本文:
+===+
一方、イランのアリー・ラーリージャーニー最高指導者上級顧問は11月21日、レバノンとシリアへの訪問(11月14~15日)によって、ヒズブッラーがイスラエルとの停戦をめぐる交渉を一任しているレバノンのナビーフ・ビッリー国民議会議長、そしてシリアのバッシャール・アサド大統領とのアリー・ハーメネイー最高指導者の要求に対して「同意を得た」と発言した。
この「同意」内容は明らかではないが、イランの支援を受け、シリア国内からイスラエル領内への攻撃を続けてきたイラク・イスラーム抵抗は、11月15日以降、攻撃の頻度を低下させ、25日以降は攻撃を実施していない。また、10月以降、イスラエルへの攻撃の頻度を低下させていたイエメンのアンサール・アッラー(フーシー派)も、11月22日以降、攻撃を行っていない。
「イランの民兵」と称されるこれらの勢力によるこうした対応から、「同意」がヒズブッラーとイスラエルの停戦への青信号を意味すると推測することも可能である。
盲点
だが、ヒズブッラーがイスラエルとの停戦に応じて攻撃を停止し、その後、停戦案が文言通りに履行されたとしても、そこには決定的な盲点が存在することに気づく人は多くはない。
それは、すでに一部メディアなどで指摘されている通り、イスラエルがガザ地区でハマースの無力化に専念し続けることを可能とし、同地で暮らすパレスチナ人の人道状況がさらに悪化するという盲点に限られない。
+===+
資料抜粋:
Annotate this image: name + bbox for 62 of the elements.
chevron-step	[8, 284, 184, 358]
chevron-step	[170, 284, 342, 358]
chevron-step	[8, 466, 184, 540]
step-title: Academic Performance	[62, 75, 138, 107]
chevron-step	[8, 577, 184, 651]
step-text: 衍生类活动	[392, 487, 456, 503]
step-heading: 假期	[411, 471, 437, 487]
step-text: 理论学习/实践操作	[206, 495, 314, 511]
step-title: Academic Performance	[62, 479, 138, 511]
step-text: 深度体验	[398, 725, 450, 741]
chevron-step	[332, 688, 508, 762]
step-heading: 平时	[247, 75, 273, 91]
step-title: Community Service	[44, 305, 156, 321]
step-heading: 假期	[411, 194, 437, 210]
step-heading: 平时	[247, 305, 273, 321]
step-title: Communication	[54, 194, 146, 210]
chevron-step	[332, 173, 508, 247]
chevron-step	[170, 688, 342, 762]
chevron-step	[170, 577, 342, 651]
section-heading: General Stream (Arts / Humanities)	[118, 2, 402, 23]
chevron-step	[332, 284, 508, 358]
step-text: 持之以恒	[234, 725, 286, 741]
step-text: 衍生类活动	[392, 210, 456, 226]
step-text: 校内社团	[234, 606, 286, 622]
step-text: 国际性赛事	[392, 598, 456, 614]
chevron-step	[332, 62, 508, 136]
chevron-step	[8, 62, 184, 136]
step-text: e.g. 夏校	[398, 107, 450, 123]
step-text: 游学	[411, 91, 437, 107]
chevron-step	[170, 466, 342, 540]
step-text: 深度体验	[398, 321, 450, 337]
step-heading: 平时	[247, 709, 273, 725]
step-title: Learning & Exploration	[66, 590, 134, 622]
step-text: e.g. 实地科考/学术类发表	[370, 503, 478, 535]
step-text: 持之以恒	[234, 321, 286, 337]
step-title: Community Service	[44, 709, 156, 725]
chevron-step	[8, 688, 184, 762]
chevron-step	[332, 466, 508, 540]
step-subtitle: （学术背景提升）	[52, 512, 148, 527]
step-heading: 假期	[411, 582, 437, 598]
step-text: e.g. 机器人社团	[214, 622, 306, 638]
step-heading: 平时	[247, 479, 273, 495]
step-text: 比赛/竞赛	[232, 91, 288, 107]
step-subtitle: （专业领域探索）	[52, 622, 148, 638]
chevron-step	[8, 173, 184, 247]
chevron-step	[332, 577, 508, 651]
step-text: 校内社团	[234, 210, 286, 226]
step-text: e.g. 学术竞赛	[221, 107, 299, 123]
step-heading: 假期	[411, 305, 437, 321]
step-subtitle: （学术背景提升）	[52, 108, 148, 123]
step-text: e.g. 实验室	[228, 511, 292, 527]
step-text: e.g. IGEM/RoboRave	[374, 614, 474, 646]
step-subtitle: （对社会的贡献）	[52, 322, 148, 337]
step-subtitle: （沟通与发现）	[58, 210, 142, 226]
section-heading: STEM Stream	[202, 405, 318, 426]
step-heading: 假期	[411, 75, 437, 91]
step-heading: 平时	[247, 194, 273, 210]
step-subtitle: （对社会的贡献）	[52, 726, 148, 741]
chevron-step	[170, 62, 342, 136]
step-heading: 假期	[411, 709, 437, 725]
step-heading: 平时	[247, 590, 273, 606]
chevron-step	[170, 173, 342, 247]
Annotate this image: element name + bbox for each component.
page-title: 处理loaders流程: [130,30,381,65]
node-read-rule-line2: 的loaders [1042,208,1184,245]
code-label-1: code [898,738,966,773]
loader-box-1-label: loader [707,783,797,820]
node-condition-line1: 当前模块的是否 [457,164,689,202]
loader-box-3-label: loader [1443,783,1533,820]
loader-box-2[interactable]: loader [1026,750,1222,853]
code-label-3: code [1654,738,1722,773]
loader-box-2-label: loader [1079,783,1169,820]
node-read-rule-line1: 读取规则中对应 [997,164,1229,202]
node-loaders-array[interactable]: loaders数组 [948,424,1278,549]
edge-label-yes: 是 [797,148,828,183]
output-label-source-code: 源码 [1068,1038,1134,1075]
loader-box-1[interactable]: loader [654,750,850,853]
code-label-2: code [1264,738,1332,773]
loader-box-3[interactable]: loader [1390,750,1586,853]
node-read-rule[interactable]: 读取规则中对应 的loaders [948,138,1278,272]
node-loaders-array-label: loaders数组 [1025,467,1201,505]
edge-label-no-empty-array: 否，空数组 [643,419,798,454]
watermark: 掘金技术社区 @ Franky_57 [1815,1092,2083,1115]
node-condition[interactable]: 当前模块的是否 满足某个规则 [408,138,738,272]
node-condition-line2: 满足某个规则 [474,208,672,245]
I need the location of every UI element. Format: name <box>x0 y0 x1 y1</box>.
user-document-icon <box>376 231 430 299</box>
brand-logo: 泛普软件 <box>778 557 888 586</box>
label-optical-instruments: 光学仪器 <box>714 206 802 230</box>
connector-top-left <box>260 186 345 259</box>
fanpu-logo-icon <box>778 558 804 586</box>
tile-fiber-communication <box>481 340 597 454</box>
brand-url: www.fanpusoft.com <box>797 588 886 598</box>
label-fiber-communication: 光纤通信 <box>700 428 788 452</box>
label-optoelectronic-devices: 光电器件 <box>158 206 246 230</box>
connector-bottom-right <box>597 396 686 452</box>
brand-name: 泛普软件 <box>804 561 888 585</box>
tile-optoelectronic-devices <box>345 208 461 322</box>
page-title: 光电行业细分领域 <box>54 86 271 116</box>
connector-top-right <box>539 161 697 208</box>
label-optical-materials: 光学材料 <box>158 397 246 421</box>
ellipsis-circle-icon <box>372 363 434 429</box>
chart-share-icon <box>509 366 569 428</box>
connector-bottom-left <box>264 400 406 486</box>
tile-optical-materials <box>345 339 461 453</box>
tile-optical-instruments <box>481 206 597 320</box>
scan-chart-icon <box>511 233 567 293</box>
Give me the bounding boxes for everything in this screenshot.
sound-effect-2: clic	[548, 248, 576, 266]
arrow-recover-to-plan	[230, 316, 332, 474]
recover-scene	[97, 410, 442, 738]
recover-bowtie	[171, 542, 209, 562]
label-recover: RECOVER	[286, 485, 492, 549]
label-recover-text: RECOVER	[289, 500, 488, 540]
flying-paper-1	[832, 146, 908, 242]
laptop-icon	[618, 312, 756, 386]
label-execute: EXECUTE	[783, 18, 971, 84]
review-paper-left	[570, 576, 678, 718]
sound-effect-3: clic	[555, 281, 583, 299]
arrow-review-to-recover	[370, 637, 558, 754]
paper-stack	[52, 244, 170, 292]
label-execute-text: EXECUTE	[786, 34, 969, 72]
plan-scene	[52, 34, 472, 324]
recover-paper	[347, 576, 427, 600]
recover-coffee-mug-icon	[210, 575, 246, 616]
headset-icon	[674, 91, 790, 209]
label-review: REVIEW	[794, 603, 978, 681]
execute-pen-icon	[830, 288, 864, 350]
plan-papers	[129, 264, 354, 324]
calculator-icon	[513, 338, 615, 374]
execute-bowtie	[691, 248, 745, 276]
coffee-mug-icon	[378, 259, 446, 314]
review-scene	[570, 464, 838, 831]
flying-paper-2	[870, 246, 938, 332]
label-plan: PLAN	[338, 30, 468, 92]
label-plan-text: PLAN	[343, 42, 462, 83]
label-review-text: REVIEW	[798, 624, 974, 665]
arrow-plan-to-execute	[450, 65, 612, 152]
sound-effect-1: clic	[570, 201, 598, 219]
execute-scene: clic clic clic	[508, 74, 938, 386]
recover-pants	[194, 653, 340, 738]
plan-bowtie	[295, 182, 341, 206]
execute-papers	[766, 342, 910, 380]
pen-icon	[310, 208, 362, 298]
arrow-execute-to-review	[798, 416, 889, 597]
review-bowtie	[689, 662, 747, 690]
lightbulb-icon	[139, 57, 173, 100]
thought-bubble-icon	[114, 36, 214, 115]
+===+
課題: 本文のうち「一方、イランのアリー・ラーリ」を含む語句から始め、「て「同意を得た」と発言した。」の後で止めて書き写し、その中の「停戦」をすべて「休戦」に置き換えること。 資料は本文とは別の出典から取ったものである。

解答:
一方、イランのアリー・ラーリージャーニー最高指導者上級顧問は11月21日、レバノンとシリアへの訪問(11月14~15日)によって、ヒズブッラーがイスラエルとの休戦をめぐる交渉を一任しているレバノンのナビーフ・ビッリー国民議会議長、そしてシリアのバッシャール・アサド大統領とのアリー・ハーメネイー最高指導者の要求に対して「同意を得た」と発言した。